▶ [DATA TO PROCESS]

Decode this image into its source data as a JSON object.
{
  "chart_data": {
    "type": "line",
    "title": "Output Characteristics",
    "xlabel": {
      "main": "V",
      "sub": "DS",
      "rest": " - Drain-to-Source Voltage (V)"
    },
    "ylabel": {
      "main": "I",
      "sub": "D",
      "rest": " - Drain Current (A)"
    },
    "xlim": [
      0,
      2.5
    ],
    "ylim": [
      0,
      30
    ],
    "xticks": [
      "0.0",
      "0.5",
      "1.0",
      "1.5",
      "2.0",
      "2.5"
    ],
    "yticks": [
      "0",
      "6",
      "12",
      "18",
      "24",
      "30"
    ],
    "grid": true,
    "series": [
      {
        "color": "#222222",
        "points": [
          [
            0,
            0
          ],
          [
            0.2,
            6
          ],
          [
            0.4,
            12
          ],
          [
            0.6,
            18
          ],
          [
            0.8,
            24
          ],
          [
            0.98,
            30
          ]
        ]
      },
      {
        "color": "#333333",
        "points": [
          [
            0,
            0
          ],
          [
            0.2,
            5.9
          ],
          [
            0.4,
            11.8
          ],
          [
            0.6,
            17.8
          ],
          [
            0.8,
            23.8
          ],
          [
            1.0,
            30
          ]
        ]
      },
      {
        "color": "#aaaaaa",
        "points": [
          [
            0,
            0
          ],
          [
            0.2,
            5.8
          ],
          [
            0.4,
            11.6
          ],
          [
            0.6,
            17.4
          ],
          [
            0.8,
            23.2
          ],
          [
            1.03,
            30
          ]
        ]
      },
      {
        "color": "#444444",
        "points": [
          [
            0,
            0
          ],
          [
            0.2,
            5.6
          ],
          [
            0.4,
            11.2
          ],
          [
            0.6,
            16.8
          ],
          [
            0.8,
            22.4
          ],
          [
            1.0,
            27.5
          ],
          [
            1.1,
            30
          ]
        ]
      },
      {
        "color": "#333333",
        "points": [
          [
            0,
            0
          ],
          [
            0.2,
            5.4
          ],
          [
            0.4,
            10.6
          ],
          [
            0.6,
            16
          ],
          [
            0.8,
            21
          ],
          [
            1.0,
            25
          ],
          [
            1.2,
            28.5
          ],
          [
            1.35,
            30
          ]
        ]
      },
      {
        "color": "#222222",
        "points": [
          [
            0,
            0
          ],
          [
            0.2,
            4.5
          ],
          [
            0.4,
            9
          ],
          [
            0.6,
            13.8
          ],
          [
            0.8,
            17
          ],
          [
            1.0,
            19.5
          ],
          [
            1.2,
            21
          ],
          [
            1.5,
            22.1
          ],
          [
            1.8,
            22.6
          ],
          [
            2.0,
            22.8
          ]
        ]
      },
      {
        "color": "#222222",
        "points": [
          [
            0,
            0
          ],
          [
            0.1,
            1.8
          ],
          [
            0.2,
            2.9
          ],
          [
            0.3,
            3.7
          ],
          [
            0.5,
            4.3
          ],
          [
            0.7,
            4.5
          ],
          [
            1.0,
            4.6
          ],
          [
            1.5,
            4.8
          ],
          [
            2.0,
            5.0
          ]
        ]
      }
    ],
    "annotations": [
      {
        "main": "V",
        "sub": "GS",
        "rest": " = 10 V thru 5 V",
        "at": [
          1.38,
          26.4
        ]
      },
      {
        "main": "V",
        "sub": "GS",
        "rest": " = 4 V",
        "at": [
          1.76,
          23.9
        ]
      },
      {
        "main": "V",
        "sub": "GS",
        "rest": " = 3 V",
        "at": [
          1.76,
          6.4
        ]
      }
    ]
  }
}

▶ [SHORT PROBLEM] Send back every record, precisely as written.

▶ [EXPECTED ANSWER]
Decode this image into its source data as a JSON object.
{
  "chart_data": {
    "type": "line",
    "title": "Output Characteristics",
    "xlabel": {
      "main": "V",
      "sub": "DS",
      "rest": " - Drain-to-Source Voltage (V)"
    },
    "ylabel": {
      "main": "I",
      "sub": "D",
      "rest": " - Drain Current (A)"
    },
    "xlim": [
      0,
      2.5
    ],
    "ylim": [
      0,
      30
    ],
    "xticks": [
      "0.0",
      "0.5",
      "1.0",
      "1.5",
      "2.0",
      "2.5"
    ],
    "yticks": [
      "0",
      "6",
      "12",
      "18",
      "24",
      "30"
    ],
    "grid": true,
    "series": [
      {
        "color": "#222222",
        "points": [
          [
            0,
            0
          ],
          [
            0.2,
            6
          ],
          [
            0.4,
            12
          ],
          [
            0.6,
            18
          ],
          [
            0.8,
            24
          ],
          [
            0.98,
            30
          ]
        ]
      },
      {
        "color": "#333333",
        "points": [
          [
            0,
            0
          ],
          [
            0.2,
            5.9
          ],
          [
            0.4,
            11.8
          ],
          [
            0.6,
            17.8
          ],
          [
            0.8,
            23.8
          ],
          [
            1.0,
            30
          ]
        ]
      },
      {
        "color": "#aaaaaa",
        "points": [
          [
            0,
            0
          ],
          [
            0.2,
            5.8
          ],
          [
            0.4,
            11.6
          ],
          [
            0.6,
            17.4
          ],
          [
            0.8,
            23.2
          ],
          [
            1.03,
            30
          ]
        ]
      },
      {
        "color": "#444444",
        "points": [
          [
            0,
            0
          ],
          [
            0.2,
            5.6
          ],
          [
            0.4,
            11.2
          ],
          [
            0.6,
            16.8
          ],
          [
            0.8,
            22.4
          ],
          [
            1.0,
            27.5
          ],
          [
            1.1,
            30
          ]
        ]
      },
      {
        "color": "#333333",
        "points": [
          [
            0,
            0
          ],
          [
            0.2,
            5.4
          ],
          [
            0.4,
            10.6
          ],
          [
            0.6,
            16
          ],
          [
            0.8,
            21
          ],
          [
            1.0,
            25
          ],
          [
            1.2,
            28.5
          ],
          [
            1.35,
            30
          ]
        ]
      },
      {
        "color": "#222222",
        "points": [
          [
            0,
            0
          ],
          [
            0.2,
            4.5
          ],
          [
            0.4,
            9
          ],
          [
            0.6,
            13.8
          ],
          [
            0.8,
            17
          ],
          [
            1.0,
            19.5
          ],
          [
            1.2,
            21
          ],
          [
            1.5,
            22.1
          ],
          [
            1.8,
            22.6
          ],
          [
            2.0,
            22.8
          ]
        ]
      },
      {
        "color": "#222222",
        "points": [
          [
            0,
            0
          ],
          [
            0.1,
            1.8
          ],
          [
            0.2,
            2.9
          ],
          [
            0.3,
            3.7
          ],
          [
            0.5,
            4.3
          ],
          [
            0.7,
            4.5
          ],
          [
            1.0,
            4.6
          ],
          [
            1.5,
            4.8
          ],
          [
            2.0,
            5.0
          ]
        ]
      }
    ],
    "annotations": [
      {
        "main": "V",
        "sub": "GS",
        "rest": " = 10 V thru 5 V",
        "at": [
          1.38,
          26.4
        ]
      },
      {
        "main": "V",
        "sub": "GS",
        "rest": " = 4 V",
        "at": [
          1.76,
          23.9
        ]
      },
      {
        "main": "V",
        "sub": "GS",
        "rest": " = 3 V",
        "at": [
          1.76,
          6.4
        ]
      }
    ]
  }
}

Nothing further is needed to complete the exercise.